Aim of the task:
Restate all of the entries exactly, dropping any pictures they hold.

Dataset items:
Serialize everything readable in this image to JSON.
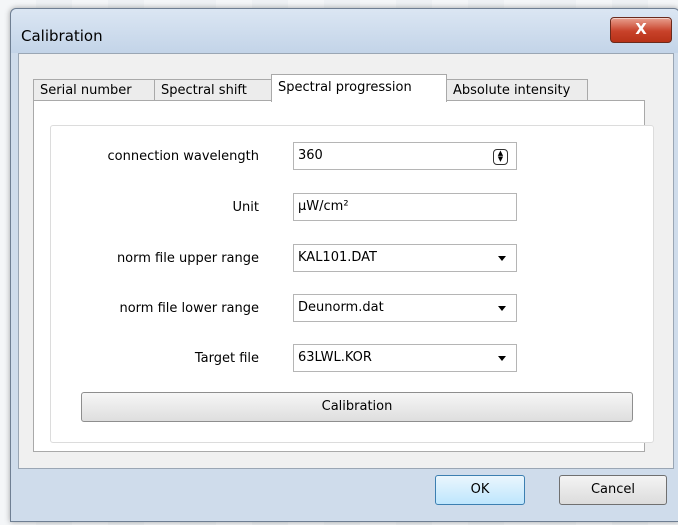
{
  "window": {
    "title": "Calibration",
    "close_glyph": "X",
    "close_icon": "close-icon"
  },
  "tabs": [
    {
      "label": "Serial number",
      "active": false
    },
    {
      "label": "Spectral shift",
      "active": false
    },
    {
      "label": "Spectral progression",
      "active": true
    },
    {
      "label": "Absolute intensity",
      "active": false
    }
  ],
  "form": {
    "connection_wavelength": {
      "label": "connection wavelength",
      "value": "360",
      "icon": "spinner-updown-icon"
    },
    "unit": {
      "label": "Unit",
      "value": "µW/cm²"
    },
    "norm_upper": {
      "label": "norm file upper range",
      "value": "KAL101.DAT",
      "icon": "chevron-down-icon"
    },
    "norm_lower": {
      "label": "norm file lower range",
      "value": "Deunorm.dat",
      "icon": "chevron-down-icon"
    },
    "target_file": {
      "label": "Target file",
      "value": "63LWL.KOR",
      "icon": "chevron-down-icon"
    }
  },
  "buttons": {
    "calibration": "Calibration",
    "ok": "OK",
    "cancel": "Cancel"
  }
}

Full solution:
Serialize everything readable in this image to JSON.
{
  "window": {
    "title": "Calibration",
    "close_glyph": "X",
    "close_icon": "close-icon"
  },
  "tabs": [
    {
      "label": "Serial number",
      "active": false
    },
    {
      "label": "Spectral shift",
      "active": false
    },
    {
      "label": "Spectral progression",
      "active": true
    },
    {
      "label": "Absolute intensity",
      "active": false
    }
  ],
  "form": {
    "connection_wavelength": {
      "label": "connection wavelength",
      "value": "360",
      "icon": "spinner-updown-icon"
    },
    "unit": {
      "label": "Unit",
      "value": "µW/cm²"
    },
    "norm_upper": {
      "label": "norm file upper range",
      "value": "KAL101.DAT",
      "icon": "chevron-down-icon"
    },
    "norm_lower": {
      "label": "norm file lower range",
      "value": "Deunorm.dat",
      "icon": "chevron-down-icon"
    },
    "target_file": {
      "label": "Target file",
      "value": "63LWL.KOR",
      "icon": "chevron-down-icon"
    }
  },
  "buttons": {
    "calibration": "Calibration",
    "ok": "OK",
    "cancel": "Cancel"
  }
}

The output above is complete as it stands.